----- Source records

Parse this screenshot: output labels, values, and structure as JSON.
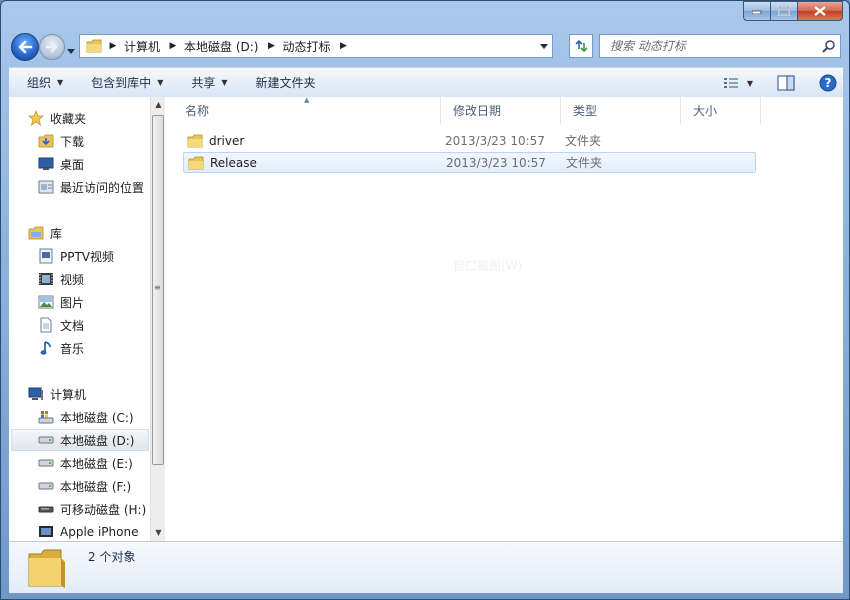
{
  "window": {
    "address": {
      "crumbs": [
        "计算机",
        "本地磁盘 (D:)",
        "动态打标"
      ]
    },
    "search": {
      "placeholder": "搜索 动态打标"
    }
  },
  "toolbar": {
    "organize": "组织",
    "include_in_library": "包含到库中",
    "share": "共享",
    "new_folder": "新建文件夹"
  },
  "navigation": {
    "favorites": {
      "label": "收藏夹",
      "items": [
        "下载",
        "桌面",
        "最近访问的位置"
      ]
    },
    "libraries": {
      "label": "库",
      "items": [
        "PPTV视频",
        "视频",
        "图片",
        "文档",
        "音乐"
      ]
    },
    "computer": {
      "label": "计算机",
      "items": [
        "本地磁盘 (C:)",
        "本地磁盘 (D:)",
        "本地磁盘 (E:)",
        "本地磁盘 (F:)",
        "可移动磁盘 (H:)",
        "Apple iPhone"
      ]
    },
    "selected": "本地磁盘 (D:)"
  },
  "columns": {
    "name": "名称",
    "modified": "修改日期",
    "type": "类型",
    "size": "大小"
  },
  "files": [
    {
      "name": "driver",
      "modified": "2013/3/23 10:57",
      "type": "文件夹"
    },
    {
      "name": "Release",
      "modified": "2013/3/23 10:57",
      "type": "文件夹"
    }
  ],
  "ghost_text": "窗口截图(W)",
  "status": {
    "count": "2 个对象"
  },
  "icons": [
    "back-arrow-icon",
    "forward-arrow-icon",
    "folder-icon",
    "refresh-icon",
    "search-icon",
    "view-icon",
    "preview-pane-icon",
    "help-icon",
    "star-icon",
    "download-icon",
    "desktop-icon",
    "recent-icon",
    "library-icon",
    "video-icon",
    "picture-icon",
    "document-icon",
    "music-icon",
    "computer-icon",
    "drive-icon",
    "phone-icon"
  ]
}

----------

| Set task |
Quote the material in full and exactly; do not carry over its pictures.

| Task output |
Parse this screenshot: output labels, values, and structure as JSON.
{
  "window": {
    "address": {
      "crumbs": [
        "计算机",
        "本地磁盘 (D:)",
        "动态打标"
      ]
    },
    "search": {
      "placeholder": "搜索 动态打标"
    }
  },
  "toolbar": {
    "organize": "组织",
    "include_in_library": "包含到库中",
    "share": "共享",
    "new_folder": "新建文件夹"
  },
  "navigation": {
    "favorites": {
      "label": "收藏夹",
      "items": [
        "下载",
        "桌面",
        "最近访问的位置"
      ]
    },
    "libraries": {
      "label": "库",
      "items": [
        "PPTV视频",
        "视频",
        "图片",
        "文档",
        "音乐"
      ]
    },
    "computer": {
      "label": "计算机",
      "items": [
        "本地磁盘 (C:)",
        "本地磁盘 (D:)",
        "本地磁盘 (E:)",
        "本地磁盘 (F:)",
        "可移动磁盘 (H:)",
        "Apple iPhone"
      ]
    },
    "selected": "本地磁盘 (D:)"
  },
  "columns": {
    "name": "名称",
    "modified": "修改日期",
    "type": "类型",
    "size": "大小"
  },
  "files": [
    {
      "name": "driver",
      "modified": "2013/3/23 10:57",
      "type": "文件夹"
    },
    {
      "name": "Release",
      "modified": "2013/3/23 10:57",
      "type": "文件夹"
    }
  ],
  "ghost_text": "窗口截图(W)",
  "status": {
    "count": "2 个对象"
  },
  "icons": [
    "back-arrow-icon",
    "forward-arrow-icon",
    "folder-icon",
    "refresh-icon",
    "search-icon",
    "view-icon",
    "preview-pane-icon",
    "help-icon",
    "star-icon",
    "download-icon",
    "desktop-icon",
    "recent-icon",
    "library-icon",
    "video-icon",
    "picture-icon",
    "document-icon",
    "music-icon",
    "computer-icon",
    "drive-icon",
    "phone-icon"
  ]
}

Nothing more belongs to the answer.